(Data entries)
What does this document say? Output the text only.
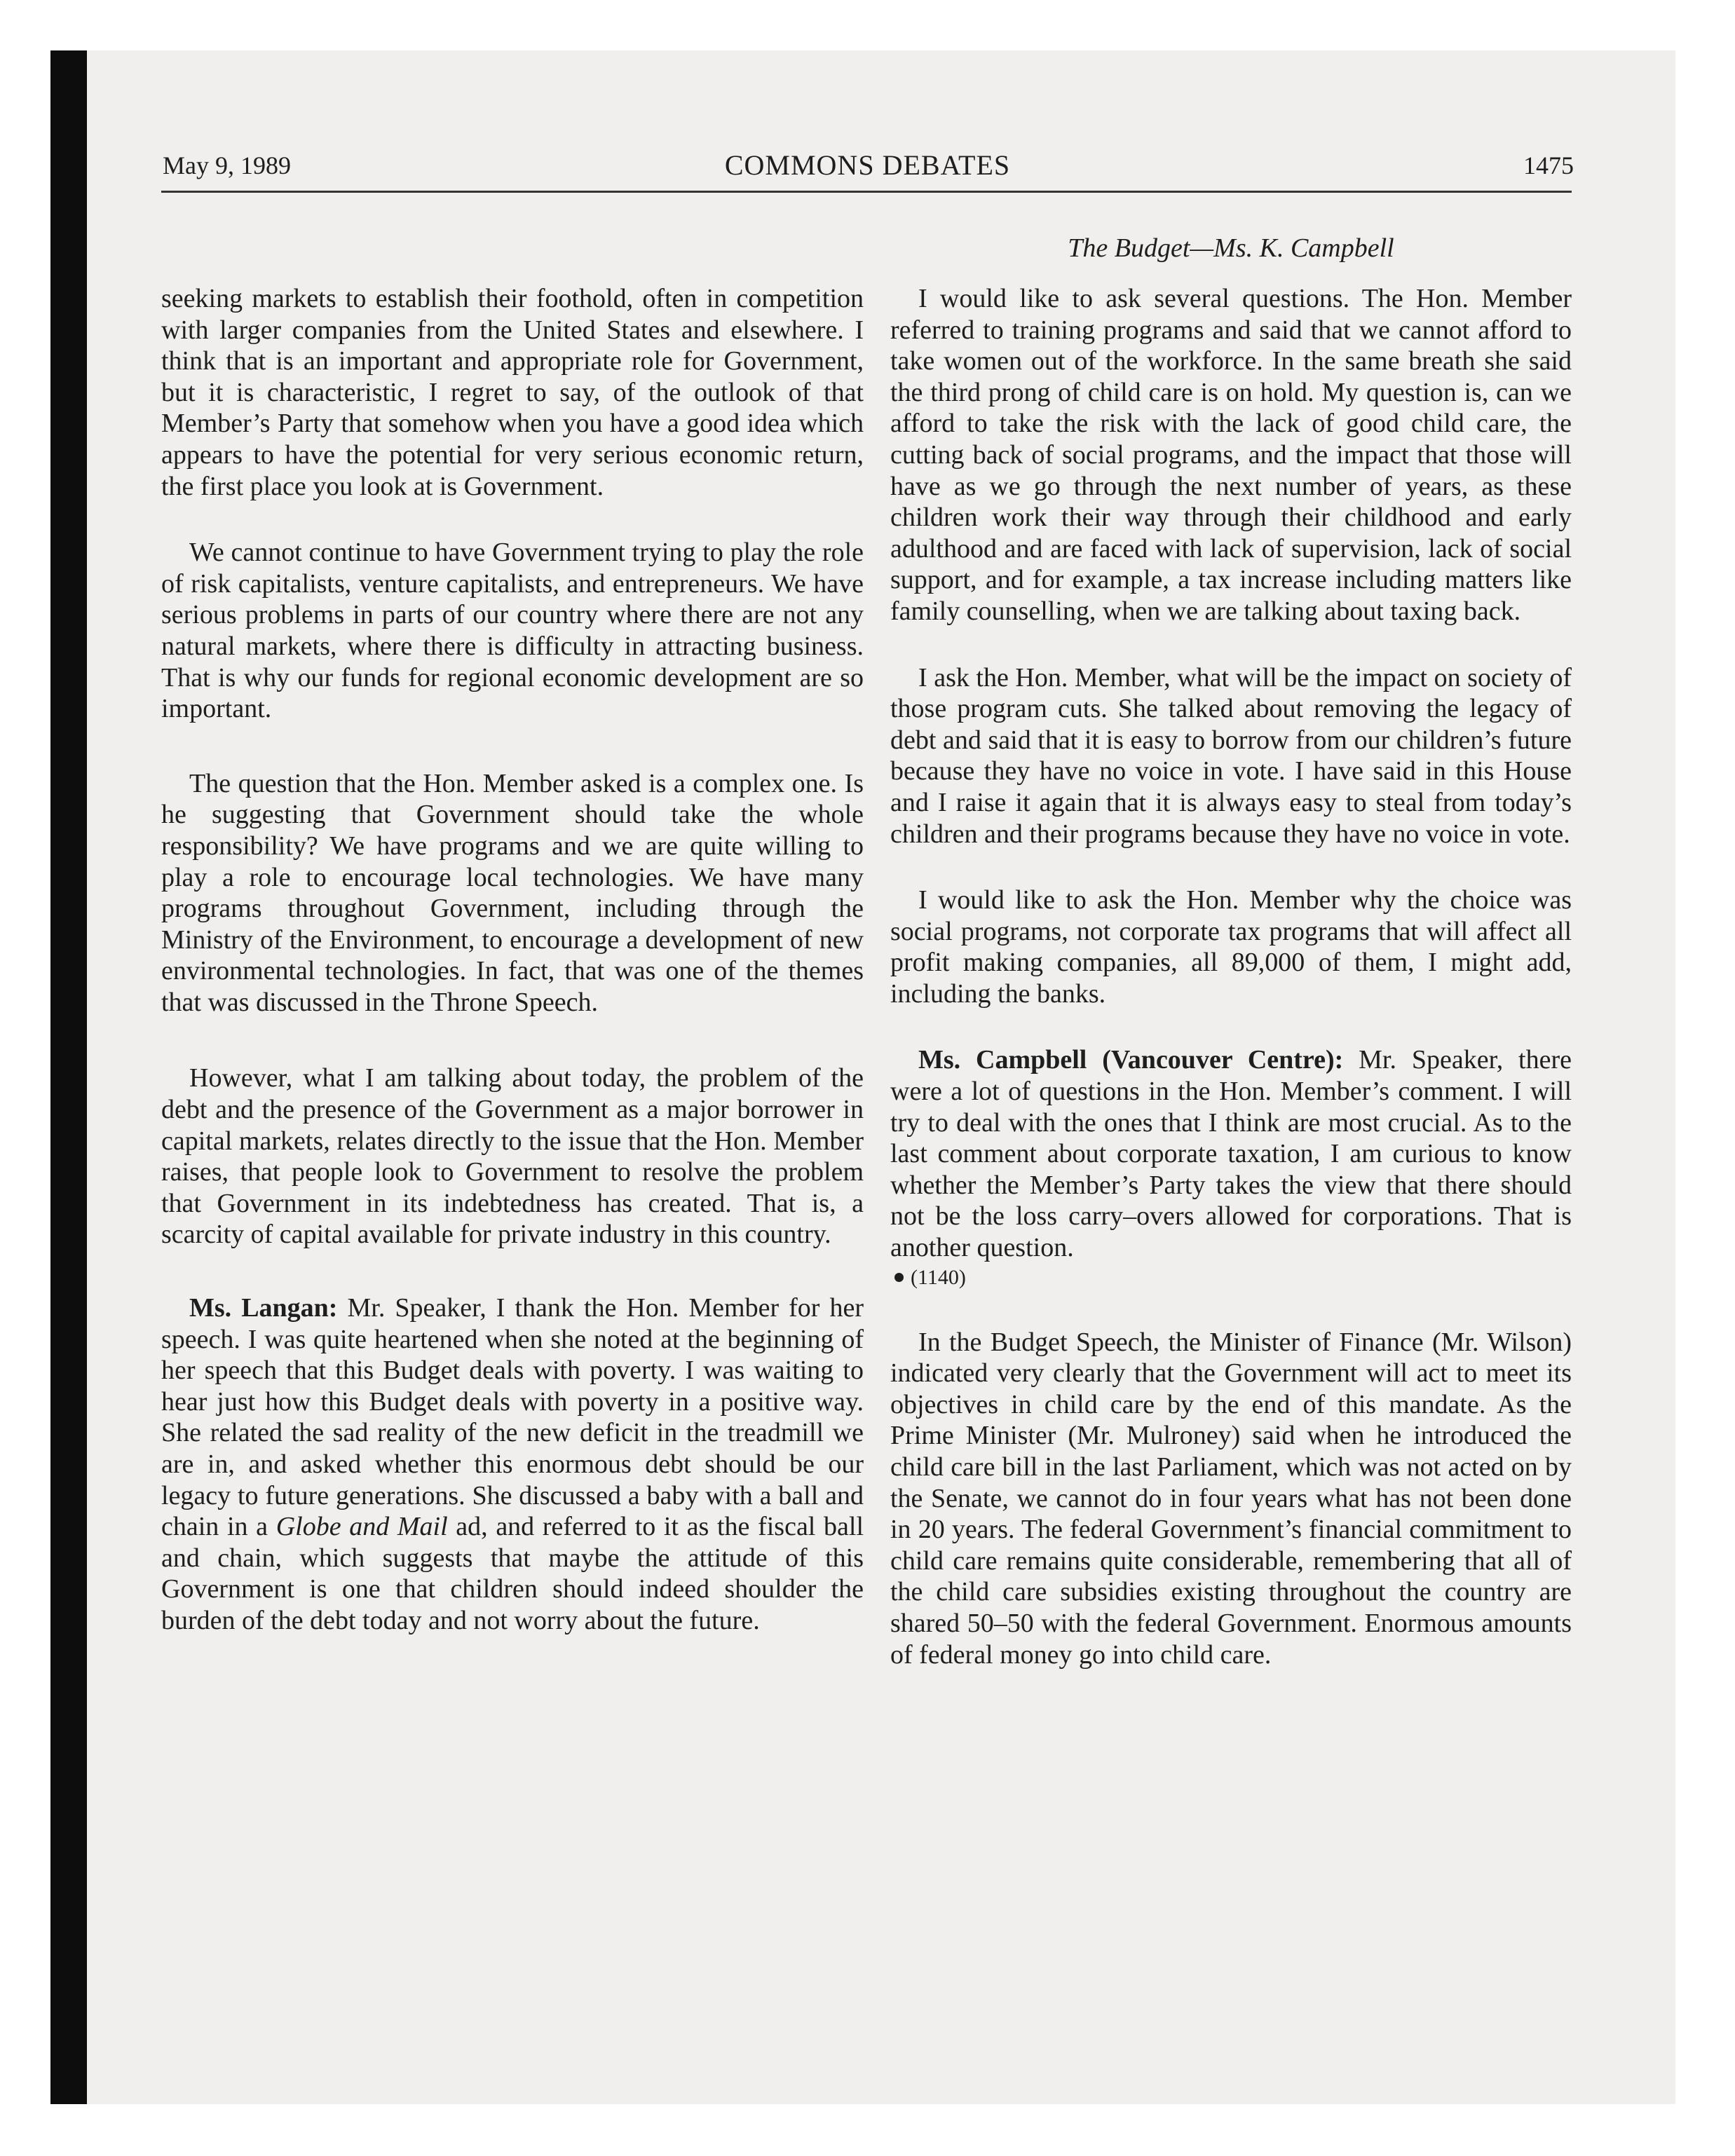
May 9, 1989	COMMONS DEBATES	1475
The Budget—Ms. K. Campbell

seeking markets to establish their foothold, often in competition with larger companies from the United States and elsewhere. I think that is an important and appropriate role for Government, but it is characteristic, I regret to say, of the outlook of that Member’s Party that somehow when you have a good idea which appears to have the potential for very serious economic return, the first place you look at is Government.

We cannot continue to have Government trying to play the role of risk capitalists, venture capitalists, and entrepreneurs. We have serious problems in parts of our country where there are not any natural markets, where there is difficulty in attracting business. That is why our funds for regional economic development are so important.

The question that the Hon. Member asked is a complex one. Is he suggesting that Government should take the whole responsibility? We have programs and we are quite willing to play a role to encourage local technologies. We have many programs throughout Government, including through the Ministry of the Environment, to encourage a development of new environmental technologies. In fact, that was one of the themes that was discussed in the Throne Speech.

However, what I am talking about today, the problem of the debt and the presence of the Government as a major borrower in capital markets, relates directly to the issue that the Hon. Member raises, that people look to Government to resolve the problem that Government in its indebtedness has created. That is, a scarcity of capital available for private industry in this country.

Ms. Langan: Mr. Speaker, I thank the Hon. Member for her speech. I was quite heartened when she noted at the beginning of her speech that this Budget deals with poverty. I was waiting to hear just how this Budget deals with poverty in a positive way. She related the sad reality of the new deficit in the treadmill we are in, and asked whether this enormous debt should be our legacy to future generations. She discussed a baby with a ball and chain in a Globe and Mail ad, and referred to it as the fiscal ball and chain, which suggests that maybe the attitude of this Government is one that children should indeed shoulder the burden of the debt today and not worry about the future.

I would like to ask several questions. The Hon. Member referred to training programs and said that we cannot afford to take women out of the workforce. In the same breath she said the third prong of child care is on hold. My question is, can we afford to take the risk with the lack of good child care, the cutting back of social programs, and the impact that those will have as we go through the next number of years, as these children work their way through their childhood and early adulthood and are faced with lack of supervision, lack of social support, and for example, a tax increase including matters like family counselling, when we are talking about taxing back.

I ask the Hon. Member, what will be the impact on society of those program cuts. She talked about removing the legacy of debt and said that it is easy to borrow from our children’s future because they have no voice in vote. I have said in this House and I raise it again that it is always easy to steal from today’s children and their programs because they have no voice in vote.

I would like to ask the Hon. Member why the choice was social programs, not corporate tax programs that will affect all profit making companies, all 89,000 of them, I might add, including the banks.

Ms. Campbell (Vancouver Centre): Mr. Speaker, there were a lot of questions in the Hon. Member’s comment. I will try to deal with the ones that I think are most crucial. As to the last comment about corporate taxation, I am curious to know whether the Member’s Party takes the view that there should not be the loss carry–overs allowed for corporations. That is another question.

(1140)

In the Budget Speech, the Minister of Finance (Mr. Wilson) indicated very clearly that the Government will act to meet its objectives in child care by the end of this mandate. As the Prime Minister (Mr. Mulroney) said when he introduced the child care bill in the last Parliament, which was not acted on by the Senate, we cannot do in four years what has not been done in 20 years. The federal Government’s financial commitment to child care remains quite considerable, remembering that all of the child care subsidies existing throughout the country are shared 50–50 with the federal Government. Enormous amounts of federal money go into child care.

---

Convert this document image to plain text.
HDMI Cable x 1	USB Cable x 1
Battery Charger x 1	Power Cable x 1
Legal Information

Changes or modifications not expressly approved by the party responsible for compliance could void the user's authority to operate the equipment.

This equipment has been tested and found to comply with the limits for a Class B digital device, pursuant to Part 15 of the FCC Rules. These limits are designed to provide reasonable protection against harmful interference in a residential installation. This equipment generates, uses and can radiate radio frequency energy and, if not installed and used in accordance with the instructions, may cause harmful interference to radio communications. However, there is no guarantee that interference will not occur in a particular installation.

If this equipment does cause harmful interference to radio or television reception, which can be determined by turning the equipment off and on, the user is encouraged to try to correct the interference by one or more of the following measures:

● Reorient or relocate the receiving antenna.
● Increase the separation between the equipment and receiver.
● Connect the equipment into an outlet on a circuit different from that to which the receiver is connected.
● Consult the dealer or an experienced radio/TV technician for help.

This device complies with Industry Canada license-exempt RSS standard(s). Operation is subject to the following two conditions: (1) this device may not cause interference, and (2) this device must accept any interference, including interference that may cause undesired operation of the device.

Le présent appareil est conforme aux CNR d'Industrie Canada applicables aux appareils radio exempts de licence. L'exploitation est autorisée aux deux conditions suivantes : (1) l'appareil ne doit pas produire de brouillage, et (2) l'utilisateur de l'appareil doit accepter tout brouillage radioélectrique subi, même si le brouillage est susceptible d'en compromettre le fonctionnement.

PROBLEM STATEMENT.
Give only the number of lines above that hold the string "document".

THE REPLY.
2